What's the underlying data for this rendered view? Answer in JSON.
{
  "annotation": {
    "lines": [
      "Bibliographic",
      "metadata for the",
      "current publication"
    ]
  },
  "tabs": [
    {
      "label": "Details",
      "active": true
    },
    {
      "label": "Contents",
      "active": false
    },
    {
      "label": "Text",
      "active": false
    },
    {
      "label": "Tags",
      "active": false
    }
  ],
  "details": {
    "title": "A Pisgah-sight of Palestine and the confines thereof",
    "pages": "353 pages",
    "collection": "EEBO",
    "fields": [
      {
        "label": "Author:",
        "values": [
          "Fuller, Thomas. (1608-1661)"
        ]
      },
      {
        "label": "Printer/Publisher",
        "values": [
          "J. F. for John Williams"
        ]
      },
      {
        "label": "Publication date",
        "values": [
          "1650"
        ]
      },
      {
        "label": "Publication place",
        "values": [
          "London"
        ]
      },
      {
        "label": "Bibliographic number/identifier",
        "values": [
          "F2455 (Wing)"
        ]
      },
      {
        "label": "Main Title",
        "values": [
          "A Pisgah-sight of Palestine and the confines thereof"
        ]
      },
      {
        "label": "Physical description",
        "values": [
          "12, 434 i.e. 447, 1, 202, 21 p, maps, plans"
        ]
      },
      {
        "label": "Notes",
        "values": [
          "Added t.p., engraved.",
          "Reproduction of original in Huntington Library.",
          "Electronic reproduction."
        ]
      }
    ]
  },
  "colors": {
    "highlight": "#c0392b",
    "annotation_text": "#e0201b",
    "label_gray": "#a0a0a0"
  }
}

...

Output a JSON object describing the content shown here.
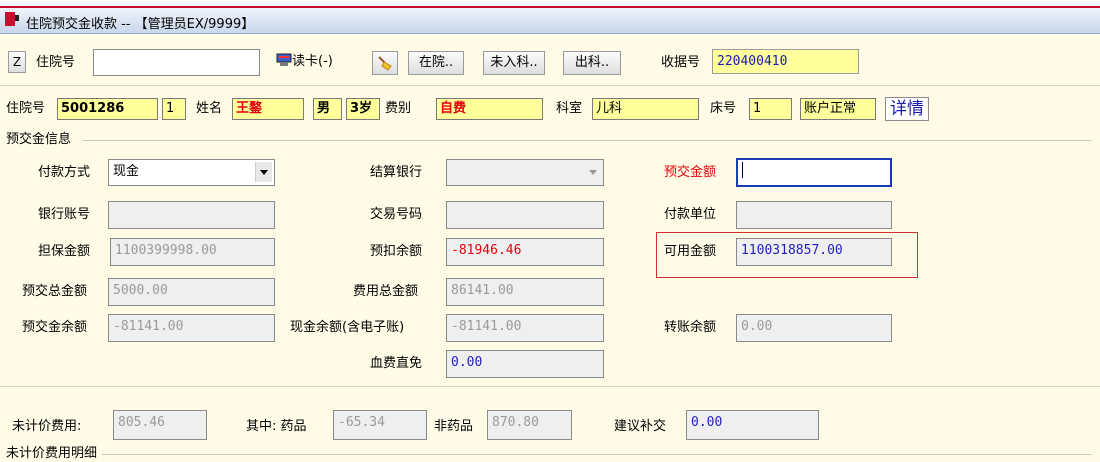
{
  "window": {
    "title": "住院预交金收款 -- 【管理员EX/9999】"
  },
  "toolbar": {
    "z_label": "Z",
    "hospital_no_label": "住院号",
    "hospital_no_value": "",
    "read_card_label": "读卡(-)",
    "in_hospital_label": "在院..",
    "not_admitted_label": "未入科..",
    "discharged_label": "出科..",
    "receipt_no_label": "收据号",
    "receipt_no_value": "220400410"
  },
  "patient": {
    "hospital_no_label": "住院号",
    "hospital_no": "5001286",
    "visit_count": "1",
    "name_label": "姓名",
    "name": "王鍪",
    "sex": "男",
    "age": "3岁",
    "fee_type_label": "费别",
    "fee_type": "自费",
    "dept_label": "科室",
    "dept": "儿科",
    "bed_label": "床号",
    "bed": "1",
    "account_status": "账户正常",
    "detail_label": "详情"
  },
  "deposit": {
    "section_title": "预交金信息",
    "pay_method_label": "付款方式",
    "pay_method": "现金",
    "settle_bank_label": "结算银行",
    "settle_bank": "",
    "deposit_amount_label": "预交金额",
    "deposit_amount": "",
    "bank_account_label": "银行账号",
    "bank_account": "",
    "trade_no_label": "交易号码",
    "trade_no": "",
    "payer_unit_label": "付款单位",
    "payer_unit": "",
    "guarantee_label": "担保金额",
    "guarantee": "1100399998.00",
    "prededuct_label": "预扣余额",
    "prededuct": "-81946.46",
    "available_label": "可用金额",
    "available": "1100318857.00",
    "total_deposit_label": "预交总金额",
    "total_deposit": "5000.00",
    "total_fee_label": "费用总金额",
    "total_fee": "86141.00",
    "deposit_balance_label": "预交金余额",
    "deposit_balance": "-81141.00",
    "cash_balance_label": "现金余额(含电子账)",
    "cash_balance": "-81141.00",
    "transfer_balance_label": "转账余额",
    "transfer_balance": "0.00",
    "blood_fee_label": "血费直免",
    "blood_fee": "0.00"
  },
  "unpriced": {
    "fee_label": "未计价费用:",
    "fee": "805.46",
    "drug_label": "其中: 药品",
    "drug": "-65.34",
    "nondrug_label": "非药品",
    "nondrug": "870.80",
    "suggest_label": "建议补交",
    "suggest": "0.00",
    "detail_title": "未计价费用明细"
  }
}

==

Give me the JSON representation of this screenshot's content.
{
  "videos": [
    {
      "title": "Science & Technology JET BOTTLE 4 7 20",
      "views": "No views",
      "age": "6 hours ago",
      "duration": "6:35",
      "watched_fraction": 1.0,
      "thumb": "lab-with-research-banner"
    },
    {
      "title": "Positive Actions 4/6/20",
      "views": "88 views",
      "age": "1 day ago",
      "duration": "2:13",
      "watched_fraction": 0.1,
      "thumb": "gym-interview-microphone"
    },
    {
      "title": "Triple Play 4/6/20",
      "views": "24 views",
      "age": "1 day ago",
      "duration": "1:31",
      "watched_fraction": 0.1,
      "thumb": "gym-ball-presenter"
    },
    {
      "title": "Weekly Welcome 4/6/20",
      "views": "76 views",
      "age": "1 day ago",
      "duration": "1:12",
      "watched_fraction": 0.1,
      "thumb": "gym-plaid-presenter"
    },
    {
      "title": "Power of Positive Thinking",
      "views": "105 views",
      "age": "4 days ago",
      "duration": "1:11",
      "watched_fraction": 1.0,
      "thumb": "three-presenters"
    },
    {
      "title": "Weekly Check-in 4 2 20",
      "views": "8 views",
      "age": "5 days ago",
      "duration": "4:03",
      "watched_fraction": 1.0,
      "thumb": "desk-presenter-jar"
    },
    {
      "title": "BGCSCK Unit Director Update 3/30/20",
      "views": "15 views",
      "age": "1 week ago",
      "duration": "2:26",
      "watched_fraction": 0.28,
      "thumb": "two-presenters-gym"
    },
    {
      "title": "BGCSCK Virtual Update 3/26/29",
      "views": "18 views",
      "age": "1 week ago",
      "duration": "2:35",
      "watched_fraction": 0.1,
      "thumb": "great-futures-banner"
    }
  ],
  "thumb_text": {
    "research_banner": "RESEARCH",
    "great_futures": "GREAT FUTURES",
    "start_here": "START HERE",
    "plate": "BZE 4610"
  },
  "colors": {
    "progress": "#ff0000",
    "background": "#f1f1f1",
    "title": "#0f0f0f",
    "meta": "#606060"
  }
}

__Your objective__: Scan the material above. Extract every line in which the word "Positive" occurs.

__Full output__:
      "title": "Positive Actions 4/6/20",
      "title": "Power of Positive Thinking",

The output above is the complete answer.